→ WORK TO DO
Type out the data exactly as given. Skip any image.

Chart and figure data:
▬▬▬▬▬▬

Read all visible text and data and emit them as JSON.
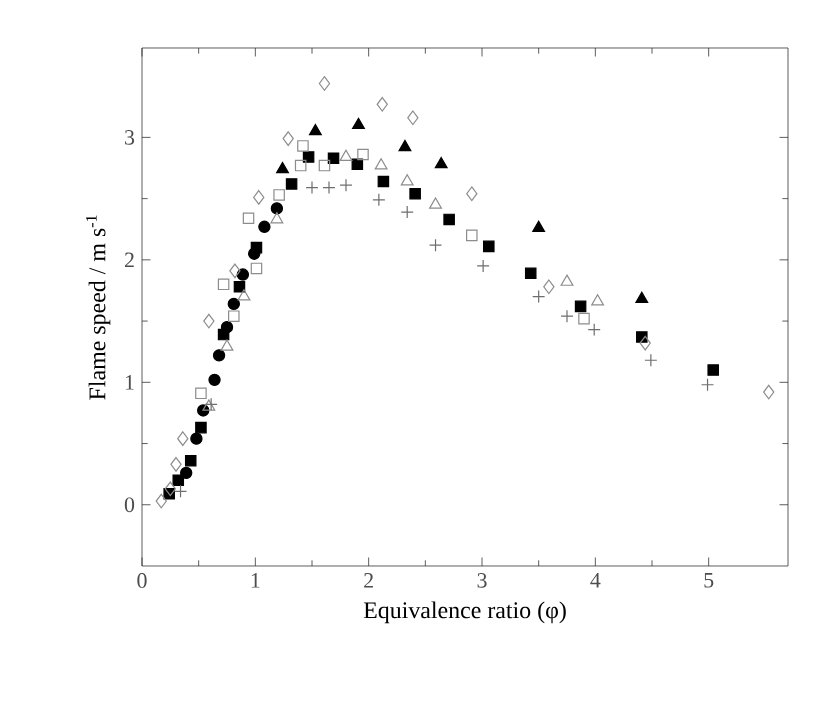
{
  "chart_data": {
    "type": "scatter",
    "xlabel": "Equivalence ratio (φ)",
    "ylabel": "Flame speed / m s$^{-1}$",
    "xlim": [
      0,
      5.7
    ],
    "ylim": [
      -0.5,
      3.73
    ],
    "xticks": [
      0,
      1,
      2,
      3,
      4,
      5
    ],
    "yticks": [
      0,
      1,
      2,
      3
    ],
    "series": [
      {
        "marker": "square",
        "color": "#000000",
        "x": [
          0.24,
          0.32,
          0.43,
          0.52,
          0.72,
          0.86,
          1.01,
          1.32,
          1.47,
          1.69,
          1.9,
          2.13,
          2.41,
          2.71,
          3.06,
          3.43,
          3.87,
          4.41,
          5.04
        ],
        "values": [
          0.09,
          0.2,
          0.36,
          0.63,
          1.39,
          1.78,
          2.1,
          2.62,
          2.84,
          2.83,
          2.78,
          2.64,
          2.54,
          2.33,
          2.11,
          1.89,
          1.62,
          1.37,
          1.1
        ]
      },
      {
        "marker": "circle",
        "color": "#000000",
        "x": [
          0.39,
          0.48,
          0.54,
          0.64,
          0.68,
          0.75,
          0.81,
          0.89,
          0.99,
          1.08,
          1.19
        ],
        "values": [
          0.26,
          0.54,
          0.77,
          1.02,
          1.22,
          1.45,
          1.64,
          1.88,
          2.05,
          2.27,
          2.42
        ]
      },
      {
        "marker": "triangle",
        "color": "#000000",
        "x": [
          1.24,
          1.53,
          1.91,
          2.32,
          2.64,
          3.5,
          4.41
        ],
        "values": [
          2.74,
          3.05,
          3.1,
          2.92,
          2.78,
          2.26,
          1.68
        ]
      },
      {
        "marker": "triangle",
        "color": "#8c8c8c",
        "x": [
          0.59,
          0.75,
          0.9,
          1.19,
          1.8,
          2.11,
          2.34,
          2.59,
          3.75,
          4.02
        ],
        "values": [
          0.8,
          1.29,
          1.7,
          2.33,
          2.84,
          2.77,
          2.64,
          2.45,
          1.82,
          1.66
        ]
      },
      {
        "marker": "diamond",
        "color": "#8c8c8c",
        "x": [
          0.17,
          0.25,
          0.3,
          0.36,
          0.59,
          0.82,
          1.03,
          1.29,
          1.61,
          2.12,
          2.39,
          2.91,
          3.59,
          4.44,
          5.53
        ],
        "values": [
          0.03,
          0.13,
          0.33,
          0.54,
          1.5,
          1.91,
          2.51,
          2.99,
          3.44,
          3.27,
          3.16,
          2.54,
          1.78,
          1.32,
          0.92
        ]
      },
      {
        "marker": "square",
        "color": "#8c8c8c",
        "x": [
          0.52,
          0.72,
          0.81,
          0.94,
          1.01,
          1.21,
          1.4,
          1.42,
          1.61,
          1.95,
          2.91,
          3.9
        ],
        "values": [
          0.91,
          1.8,
          1.54,
          2.34,
          1.93,
          2.53,
          2.77,
          2.93,
          2.77,
          2.86,
          2.2,
          1.52
        ]
      },
      {
        "marker": "cross",
        "color": "#6e6e6e",
        "x": [
          0.34,
          0.61,
          1.5,
          1.65,
          1.8,
          2.09,
          2.34,
          2.59,
          3.01,
          3.5,
          3.75,
          3.99,
          4.49,
          4.99
        ],
        "values": [
          0.11,
          0.82,
          2.59,
          2.59,
          2.61,
          2.49,
          2.39,
          2.12,
          1.95,
          1.7,
          1.54,
          1.43,
          1.18,
          0.98
        ]
      }
    ]
  }
}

▬▬▬▬▬▬

→ RESULT
Read all visible text and data and emit them as JSON.
{
  "chart_data": {
    "type": "scatter",
    "xlabel": "Equivalence ratio (φ)",
    "ylabel": "Flame speed / m s$^{-1}$",
    "xlim": [
      0,
      5.7
    ],
    "ylim": [
      -0.5,
      3.73
    ],
    "xticks": [
      0,
      1,
      2,
      3,
      4,
      5
    ],
    "yticks": [
      0,
      1,
      2,
      3
    ],
    "series": [
      {
        "marker": "square",
        "color": "#000000",
        "x": [
          0.24,
          0.32,
          0.43,
          0.52,
          0.72,
          0.86,
          1.01,
          1.32,
          1.47,
          1.69,
          1.9,
          2.13,
          2.41,
          2.71,
          3.06,
          3.43,
          3.87,
          4.41,
          5.04
        ],
        "values": [
          0.09,
          0.2,
          0.36,
          0.63,
          1.39,
          1.78,
          2.1,
          2.62,
          2.84,
          2.83,
          2.78,
          2.64,
          2.54,
          2.33,
          2.11,
          1.89,
          1.62,
          1.37,
          1.1
        ]
      },
      {
        "marker": "circle",
        "color": "#000000",
        "x": [
          0.39,
          0.48,
          0.54,
          0.64,
          0.68,
          0.75,
          0.81,
          0.89,
          0.99,
          1.08,
          1.19
        ],
        "values": [
          0.26,
          0.54,
          0.77,
          1.02,
          1.22,
          1.45,
          1.64,
          1.88,
          2.05,
          2.27,
          2.42
        ]
      },
      {
        "marker": "triangle",
        "color": "#000000",
        "x": [
          1.24,
          1.53,
          1.91,
          2.32,
          2.64,
          3.5,
          4.41
        ],
        "values": [
          2.74,
          3.05,
          3.1,
          2.92,
          2.78,
          2.26,
          1.68
        ]
      },
      {
        "marker": "triangle",
        "color": "#8c8c8c",
        "x": [
          0.59,
          0.75,
          0.9,
          1.19,
          1.8,
          2.11,
          2.34,
          2.59,
          3.75,
          4.02
        ],
        "values": [
          0.8,
          1.29,
          1.7,
          2.33,
          2.84,
          2.77,
          2.64,
          2.45,
          1.82,
          1.66
        ]
      },
      {
        "marker": "diamond",
        "color": "#8c8c8c",
        "x": [
          0.17,
          0.25,
          0.3,
          0.36,
          0.59,
          0.82,
          1.03,
          1.29,
          1.61,
          2.12,
          2.39,
          2.91,
          3.59,
          4.44,
          5.53
        ],
        "values": [
          0.03,
          0.13,
          0.33,
          0.54,
          1.5,
          1.91,
          2.51,
          2.99,
          3.44,
          3.27,
          3.16,
          2.54,
          1.78,
          1.32,
          0.92
        ]
      },
      {
        "marker": "square",
        "color": "#8c8c8c",
        "x": [
          0.52,
          0.72,
          0.81,
          0.94,
          1.01,
          1.21,
          1.4,
          1.42,
          1.61,
          1.95,
          2.91,
          3.9
        ],
        "values": [
          0.91,
          1.8,
          1.54,
          2.34,
          1.93,
          2.53,
          2.77,
          2.93,
          2.77,
          2.86,
          2.2,
          1.52
        ]
      },
      {
        "marker": "cross",
        "color": "#6e6e6e",
        "x": [
          0.34,
          0.61,
          1.5,
          1.65,
          1.8,
          2.09,
          2.34,
          2.59,
          3.01,
          3.5,
          3.75,
          3.99,
          4.49,
          4.99
        ],
        "values": [
          0.11,
          0.82,
          2.59,
          2.59,
          2.61,
          2.49,
          2.39,
          2.12,
          1.95,
          1.7,
          1.54,
          1.43,
          1.18,
          0.98
        ]
      }
    ]
  }
}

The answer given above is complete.